## EXERCISE DIRECTIONS
Collect all the lines that mention the word "банка".
- - - -
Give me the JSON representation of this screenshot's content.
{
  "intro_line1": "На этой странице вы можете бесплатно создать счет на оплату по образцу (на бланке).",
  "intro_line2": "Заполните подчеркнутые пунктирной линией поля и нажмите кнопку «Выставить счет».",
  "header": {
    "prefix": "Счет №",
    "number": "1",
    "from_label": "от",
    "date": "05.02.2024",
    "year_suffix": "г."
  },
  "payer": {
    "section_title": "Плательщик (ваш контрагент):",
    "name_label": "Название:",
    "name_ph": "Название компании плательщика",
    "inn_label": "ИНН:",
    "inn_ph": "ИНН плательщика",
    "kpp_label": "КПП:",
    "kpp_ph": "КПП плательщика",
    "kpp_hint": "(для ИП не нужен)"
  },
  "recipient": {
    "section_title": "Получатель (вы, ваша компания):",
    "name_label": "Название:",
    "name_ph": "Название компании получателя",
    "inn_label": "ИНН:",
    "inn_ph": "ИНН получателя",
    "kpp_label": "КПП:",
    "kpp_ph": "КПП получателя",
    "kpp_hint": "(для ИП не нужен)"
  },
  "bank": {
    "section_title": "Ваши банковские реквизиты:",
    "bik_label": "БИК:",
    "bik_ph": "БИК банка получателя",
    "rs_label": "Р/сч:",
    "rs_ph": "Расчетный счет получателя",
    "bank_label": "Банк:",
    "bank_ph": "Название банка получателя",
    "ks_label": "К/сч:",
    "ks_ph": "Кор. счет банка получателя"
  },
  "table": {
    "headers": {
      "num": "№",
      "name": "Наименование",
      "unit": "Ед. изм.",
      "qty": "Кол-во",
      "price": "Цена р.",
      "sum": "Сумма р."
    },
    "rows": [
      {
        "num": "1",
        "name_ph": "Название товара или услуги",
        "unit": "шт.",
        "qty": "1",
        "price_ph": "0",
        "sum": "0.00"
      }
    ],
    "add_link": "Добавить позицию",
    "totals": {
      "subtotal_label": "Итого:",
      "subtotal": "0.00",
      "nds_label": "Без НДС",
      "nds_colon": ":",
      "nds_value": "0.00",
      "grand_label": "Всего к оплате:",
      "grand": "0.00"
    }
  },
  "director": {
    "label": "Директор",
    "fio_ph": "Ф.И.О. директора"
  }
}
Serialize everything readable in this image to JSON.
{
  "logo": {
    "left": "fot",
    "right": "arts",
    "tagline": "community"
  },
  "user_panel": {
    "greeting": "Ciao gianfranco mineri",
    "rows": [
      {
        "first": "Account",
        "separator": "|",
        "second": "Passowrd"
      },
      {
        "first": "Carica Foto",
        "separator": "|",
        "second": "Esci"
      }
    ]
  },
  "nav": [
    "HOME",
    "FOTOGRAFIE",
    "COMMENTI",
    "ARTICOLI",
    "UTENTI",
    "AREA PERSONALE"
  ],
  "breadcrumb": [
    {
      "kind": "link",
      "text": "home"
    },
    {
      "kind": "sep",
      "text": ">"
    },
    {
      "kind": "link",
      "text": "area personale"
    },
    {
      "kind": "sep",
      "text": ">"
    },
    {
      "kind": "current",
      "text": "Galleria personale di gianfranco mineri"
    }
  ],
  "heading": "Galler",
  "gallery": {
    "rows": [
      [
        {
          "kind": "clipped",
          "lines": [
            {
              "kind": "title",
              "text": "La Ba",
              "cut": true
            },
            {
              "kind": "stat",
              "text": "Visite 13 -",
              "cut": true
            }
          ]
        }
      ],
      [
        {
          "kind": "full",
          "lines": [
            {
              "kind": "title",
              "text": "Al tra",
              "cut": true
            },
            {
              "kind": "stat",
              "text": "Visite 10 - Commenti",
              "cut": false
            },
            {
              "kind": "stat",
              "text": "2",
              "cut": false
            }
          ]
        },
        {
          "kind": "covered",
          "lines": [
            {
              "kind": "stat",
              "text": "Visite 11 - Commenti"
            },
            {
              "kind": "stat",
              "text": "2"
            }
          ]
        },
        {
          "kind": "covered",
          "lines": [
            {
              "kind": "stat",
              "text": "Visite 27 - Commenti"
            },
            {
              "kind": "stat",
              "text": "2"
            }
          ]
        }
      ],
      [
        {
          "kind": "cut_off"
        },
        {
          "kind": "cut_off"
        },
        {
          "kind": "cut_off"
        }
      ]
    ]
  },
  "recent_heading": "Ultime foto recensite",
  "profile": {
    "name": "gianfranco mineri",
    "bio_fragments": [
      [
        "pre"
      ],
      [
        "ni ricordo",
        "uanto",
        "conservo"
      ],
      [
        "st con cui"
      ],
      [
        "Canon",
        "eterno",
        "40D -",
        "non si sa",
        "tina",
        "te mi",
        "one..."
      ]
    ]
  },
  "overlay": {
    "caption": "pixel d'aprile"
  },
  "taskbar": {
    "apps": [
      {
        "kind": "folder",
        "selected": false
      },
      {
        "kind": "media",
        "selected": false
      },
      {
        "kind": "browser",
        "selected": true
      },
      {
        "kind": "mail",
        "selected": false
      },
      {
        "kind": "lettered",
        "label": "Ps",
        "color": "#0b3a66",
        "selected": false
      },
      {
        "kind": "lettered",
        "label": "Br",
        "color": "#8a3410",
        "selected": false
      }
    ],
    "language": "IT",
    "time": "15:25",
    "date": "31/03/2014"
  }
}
- - - -
## SOLUTION FOR THIS EXERCISE
    "bik_ph": "БИК банка получателя",
    "bank_ph": "Название банка получателя",
    "ks_ph": "Кор. счет банка получателя"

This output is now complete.